▶ **Data shown**
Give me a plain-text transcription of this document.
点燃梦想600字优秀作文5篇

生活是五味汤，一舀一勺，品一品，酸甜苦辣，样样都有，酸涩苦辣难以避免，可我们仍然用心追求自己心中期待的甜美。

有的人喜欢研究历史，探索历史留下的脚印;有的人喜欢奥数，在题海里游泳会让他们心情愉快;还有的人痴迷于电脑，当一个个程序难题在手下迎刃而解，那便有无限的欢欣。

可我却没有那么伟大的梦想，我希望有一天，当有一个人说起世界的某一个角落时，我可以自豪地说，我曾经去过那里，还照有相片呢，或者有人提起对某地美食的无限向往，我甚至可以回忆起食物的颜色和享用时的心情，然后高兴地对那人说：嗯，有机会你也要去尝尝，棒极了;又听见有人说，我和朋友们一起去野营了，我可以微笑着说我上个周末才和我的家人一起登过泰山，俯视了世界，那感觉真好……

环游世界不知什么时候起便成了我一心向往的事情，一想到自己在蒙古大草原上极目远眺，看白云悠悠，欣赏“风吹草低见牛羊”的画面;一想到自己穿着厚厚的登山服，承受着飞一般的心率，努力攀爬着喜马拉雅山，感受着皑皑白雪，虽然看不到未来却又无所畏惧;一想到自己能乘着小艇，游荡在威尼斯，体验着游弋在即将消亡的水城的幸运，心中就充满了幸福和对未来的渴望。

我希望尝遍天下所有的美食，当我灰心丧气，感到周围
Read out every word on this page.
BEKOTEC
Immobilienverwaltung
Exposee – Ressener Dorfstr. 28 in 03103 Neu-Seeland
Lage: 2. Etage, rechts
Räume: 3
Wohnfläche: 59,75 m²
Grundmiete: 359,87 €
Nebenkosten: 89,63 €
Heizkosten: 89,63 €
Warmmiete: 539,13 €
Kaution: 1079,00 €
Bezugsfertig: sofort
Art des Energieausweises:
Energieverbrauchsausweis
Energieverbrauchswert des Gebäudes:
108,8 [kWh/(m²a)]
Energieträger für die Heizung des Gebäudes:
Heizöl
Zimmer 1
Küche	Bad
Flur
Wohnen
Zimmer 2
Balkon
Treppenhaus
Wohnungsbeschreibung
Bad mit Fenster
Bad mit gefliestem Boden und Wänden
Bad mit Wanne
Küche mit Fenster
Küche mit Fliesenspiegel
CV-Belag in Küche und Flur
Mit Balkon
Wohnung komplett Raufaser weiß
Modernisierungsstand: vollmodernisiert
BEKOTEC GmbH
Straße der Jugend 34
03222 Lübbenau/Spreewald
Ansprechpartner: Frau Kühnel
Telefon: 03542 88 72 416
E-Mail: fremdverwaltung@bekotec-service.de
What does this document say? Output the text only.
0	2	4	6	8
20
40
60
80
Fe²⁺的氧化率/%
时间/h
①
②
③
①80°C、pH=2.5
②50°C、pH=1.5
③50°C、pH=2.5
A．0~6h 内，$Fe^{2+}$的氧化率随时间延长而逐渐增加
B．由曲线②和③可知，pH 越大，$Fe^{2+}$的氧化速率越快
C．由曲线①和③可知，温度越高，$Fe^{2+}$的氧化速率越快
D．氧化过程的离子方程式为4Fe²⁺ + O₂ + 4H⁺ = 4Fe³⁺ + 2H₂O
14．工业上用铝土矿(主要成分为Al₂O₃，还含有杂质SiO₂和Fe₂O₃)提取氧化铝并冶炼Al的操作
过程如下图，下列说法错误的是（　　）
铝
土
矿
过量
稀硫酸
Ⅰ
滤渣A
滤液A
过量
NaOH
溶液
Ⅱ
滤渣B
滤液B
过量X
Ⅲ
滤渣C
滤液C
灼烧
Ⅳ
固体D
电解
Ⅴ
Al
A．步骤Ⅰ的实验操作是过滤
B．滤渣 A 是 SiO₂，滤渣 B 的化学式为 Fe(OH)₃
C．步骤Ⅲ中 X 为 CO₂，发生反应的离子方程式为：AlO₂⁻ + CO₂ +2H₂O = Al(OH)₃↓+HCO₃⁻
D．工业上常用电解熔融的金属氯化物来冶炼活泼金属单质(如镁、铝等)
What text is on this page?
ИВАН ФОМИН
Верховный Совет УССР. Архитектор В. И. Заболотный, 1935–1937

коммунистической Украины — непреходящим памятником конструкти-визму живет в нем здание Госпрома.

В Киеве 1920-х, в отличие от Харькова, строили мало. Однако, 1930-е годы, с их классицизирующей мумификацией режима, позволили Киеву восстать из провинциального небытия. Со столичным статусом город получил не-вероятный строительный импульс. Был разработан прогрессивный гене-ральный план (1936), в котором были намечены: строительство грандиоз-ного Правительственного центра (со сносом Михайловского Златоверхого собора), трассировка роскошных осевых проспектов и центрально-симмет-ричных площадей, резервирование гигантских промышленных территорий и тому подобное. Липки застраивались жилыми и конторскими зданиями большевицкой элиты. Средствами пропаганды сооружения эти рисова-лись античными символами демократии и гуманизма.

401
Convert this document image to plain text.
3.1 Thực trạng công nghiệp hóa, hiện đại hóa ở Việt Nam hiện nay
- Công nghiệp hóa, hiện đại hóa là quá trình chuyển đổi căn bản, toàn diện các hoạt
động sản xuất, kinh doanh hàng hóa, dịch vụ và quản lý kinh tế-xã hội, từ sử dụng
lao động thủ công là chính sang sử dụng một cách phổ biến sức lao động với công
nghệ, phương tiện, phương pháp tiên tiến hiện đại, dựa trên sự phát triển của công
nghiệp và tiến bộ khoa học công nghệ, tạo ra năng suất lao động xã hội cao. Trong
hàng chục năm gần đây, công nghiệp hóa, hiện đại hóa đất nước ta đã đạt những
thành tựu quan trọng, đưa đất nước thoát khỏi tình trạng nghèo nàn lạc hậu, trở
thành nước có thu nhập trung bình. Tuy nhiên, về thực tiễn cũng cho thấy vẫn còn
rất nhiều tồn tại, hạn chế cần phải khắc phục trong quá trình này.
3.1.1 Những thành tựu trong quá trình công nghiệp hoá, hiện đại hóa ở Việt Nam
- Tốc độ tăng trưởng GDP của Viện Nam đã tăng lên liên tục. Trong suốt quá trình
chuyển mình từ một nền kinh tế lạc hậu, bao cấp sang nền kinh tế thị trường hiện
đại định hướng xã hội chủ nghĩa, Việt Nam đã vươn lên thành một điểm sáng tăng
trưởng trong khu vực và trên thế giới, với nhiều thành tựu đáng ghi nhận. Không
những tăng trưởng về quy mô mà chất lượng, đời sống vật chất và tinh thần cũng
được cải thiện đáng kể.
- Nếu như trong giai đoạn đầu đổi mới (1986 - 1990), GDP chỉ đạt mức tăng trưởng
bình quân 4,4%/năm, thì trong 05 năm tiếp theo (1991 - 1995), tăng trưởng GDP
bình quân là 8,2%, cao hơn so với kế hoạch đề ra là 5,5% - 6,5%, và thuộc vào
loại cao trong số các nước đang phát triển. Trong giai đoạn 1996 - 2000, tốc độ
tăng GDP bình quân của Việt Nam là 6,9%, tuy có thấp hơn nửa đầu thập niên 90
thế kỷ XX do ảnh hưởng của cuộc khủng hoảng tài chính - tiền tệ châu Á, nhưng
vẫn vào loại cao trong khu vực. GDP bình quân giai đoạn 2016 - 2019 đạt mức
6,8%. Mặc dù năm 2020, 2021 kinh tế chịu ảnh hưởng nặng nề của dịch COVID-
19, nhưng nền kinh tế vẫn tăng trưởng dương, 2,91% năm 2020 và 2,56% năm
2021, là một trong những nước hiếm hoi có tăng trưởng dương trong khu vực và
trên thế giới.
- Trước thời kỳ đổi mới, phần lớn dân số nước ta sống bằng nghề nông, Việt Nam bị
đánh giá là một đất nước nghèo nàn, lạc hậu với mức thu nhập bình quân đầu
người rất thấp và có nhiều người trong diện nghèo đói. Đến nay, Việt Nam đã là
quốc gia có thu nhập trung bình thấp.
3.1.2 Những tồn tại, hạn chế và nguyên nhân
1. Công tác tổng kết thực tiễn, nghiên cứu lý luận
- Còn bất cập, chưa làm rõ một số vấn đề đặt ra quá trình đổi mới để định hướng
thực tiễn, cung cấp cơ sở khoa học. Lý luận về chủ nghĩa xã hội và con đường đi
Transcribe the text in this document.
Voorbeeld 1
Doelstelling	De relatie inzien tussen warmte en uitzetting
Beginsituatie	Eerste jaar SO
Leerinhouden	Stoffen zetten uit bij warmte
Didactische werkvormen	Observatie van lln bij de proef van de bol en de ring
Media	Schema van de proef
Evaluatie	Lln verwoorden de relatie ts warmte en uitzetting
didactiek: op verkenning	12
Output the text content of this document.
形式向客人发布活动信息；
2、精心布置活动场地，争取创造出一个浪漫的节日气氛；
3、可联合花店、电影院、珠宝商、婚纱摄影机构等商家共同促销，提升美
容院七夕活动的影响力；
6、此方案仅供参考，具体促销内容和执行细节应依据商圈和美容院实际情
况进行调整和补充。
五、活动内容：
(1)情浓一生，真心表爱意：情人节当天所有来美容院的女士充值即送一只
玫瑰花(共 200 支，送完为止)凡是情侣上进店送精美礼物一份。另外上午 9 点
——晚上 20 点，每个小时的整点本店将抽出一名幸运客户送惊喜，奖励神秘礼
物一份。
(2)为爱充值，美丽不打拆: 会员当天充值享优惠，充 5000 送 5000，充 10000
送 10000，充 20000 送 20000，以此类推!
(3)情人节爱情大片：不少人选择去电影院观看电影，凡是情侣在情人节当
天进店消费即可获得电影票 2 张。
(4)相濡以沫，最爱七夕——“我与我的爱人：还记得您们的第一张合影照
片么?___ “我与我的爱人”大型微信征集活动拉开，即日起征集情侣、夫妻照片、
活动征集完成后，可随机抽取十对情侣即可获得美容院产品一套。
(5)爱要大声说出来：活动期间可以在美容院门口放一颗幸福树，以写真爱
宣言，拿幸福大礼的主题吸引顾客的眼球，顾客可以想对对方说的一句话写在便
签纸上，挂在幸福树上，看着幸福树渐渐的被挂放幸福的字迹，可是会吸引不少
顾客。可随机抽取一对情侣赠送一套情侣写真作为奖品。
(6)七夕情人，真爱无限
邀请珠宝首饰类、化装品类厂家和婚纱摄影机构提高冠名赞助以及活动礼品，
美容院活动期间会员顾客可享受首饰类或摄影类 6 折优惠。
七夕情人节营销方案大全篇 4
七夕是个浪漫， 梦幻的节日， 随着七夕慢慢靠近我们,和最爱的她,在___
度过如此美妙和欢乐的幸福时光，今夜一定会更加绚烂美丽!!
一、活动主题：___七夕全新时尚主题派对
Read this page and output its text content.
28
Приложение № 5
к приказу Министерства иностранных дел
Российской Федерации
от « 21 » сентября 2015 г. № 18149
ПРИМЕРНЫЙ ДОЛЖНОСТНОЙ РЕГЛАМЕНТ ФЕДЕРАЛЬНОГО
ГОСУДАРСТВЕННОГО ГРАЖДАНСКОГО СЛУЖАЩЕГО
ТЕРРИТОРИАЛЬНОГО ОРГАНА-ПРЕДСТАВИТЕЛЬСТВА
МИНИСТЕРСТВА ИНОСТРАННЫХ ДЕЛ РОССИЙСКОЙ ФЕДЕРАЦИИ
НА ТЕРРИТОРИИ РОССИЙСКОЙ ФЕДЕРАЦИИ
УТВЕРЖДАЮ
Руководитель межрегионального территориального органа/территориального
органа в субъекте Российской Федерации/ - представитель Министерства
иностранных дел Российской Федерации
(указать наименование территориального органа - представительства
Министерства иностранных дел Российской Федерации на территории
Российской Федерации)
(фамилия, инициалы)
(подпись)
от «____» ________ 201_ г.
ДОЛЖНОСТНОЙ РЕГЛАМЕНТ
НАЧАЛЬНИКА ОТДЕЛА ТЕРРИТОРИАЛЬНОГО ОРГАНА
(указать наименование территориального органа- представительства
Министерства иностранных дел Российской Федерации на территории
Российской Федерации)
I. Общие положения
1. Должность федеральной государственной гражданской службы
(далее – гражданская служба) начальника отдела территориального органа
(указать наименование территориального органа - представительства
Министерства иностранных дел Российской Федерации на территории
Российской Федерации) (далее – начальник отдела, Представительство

▶ **What is required**
Find each line with the string "Gebäudes" and copy it out.

▶ **Written answer**
Energieverbrauchswert des Gebäudes:
Energieträger für die Heizung des Gebäudes:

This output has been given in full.